**Short task**
Reproduce every entry in the listing without alteration.

Start Record extracts

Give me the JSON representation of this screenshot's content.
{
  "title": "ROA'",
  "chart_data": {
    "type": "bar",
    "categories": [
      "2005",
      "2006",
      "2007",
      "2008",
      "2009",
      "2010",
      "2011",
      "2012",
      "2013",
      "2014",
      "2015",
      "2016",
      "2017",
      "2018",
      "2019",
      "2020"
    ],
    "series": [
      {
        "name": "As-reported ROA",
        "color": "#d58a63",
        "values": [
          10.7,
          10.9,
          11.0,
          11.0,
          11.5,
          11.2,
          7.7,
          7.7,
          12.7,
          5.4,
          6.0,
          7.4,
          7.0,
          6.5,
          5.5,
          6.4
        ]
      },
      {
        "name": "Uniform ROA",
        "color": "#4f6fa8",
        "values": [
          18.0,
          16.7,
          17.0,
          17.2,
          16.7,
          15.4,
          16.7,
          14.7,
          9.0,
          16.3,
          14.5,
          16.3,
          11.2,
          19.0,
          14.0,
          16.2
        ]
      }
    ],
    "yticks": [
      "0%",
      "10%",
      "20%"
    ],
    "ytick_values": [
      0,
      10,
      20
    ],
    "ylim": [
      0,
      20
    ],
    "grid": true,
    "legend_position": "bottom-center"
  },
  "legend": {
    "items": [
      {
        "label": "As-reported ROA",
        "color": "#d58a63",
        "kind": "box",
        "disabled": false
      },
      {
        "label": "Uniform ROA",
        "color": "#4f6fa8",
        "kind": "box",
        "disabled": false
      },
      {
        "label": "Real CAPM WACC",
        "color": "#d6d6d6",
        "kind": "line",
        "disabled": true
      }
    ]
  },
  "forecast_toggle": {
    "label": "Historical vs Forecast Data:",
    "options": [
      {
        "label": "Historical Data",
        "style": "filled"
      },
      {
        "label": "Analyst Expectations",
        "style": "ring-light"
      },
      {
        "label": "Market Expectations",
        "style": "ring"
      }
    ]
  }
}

End Record extracts

**Solution below**
Give me the JSON representation of this screenshot's content.
{
  "title": "ROA'",
  "chart_data": {
    "type": "bar",
    "categories": [
      "2005",
      "2006",
      "2007",
      "2008",
      "2009",
      "2010",
      "2011",
      "2012",
      "2013",
      "2014",
      "2015",
      "2016",
      "2017",
      "2018",
      "2019",
      "2020"
    ],
    "series": [
      {
        "name": "As-reported ROA",
        "color": "#d58a63",
        "values": [
          10.7,
          10.9,
          11.0,
          11.0,
          11.5,
          11.2,
          7.7,
          7.7,
          12.7,
          5.4,
          6.0,
          7.4,
          7.0,
          6.5,
          5.5,
          6.4
        ]
      },
      {
        "name": "Uniform ROA",
        "color": "#4f6fa8",
        "values": [
          18.0,
          16.7,
          17.0,
          17.2,
          16.7,
          15.4,
          16.7,
          14.7,
          9.0,
          16.3,
          14.5,
          16.3,
          11.2,
          19.0,
          14.0,
          16.2
        ]
      }
    ],
    "yticks": [
      "0%",
      "10%",
      "20%"
    ],
    "ytick_values": [
      0,
      10,
      20
    ],
    "ylim": [
      0,
      20
    ],
    "grid": true,
    "legend_position": "bottom-center"
  },
  "legend": {
    "items": [
      {
        "label": "As-reported ROA",
        "color": "#d58a63",
        "kind": "box",
        "disabled": false
      },
      {
        "label": "Uniform ROA",
        "color": "#4f6fa8",
        "kind": "box",
        "disabled": false
      },
      {
        "label": "Real CAPM WACC",
        "color": "#d6d6d6",
        "kind": "line",
        "disabled": true
      }
    ]
  },
  "forecast_toggle": {
    "label": "Historical vs Forecast Data:",
    "options": [
      {
        "label": "Historical Data",
        "style": "filled"
      },
      {
        "label": "Analyst Expectations",
        "style": "ring-light"
      },
      {
        "label": "Market Expectations",
        "style": "ring"
      }
    ]
  }
}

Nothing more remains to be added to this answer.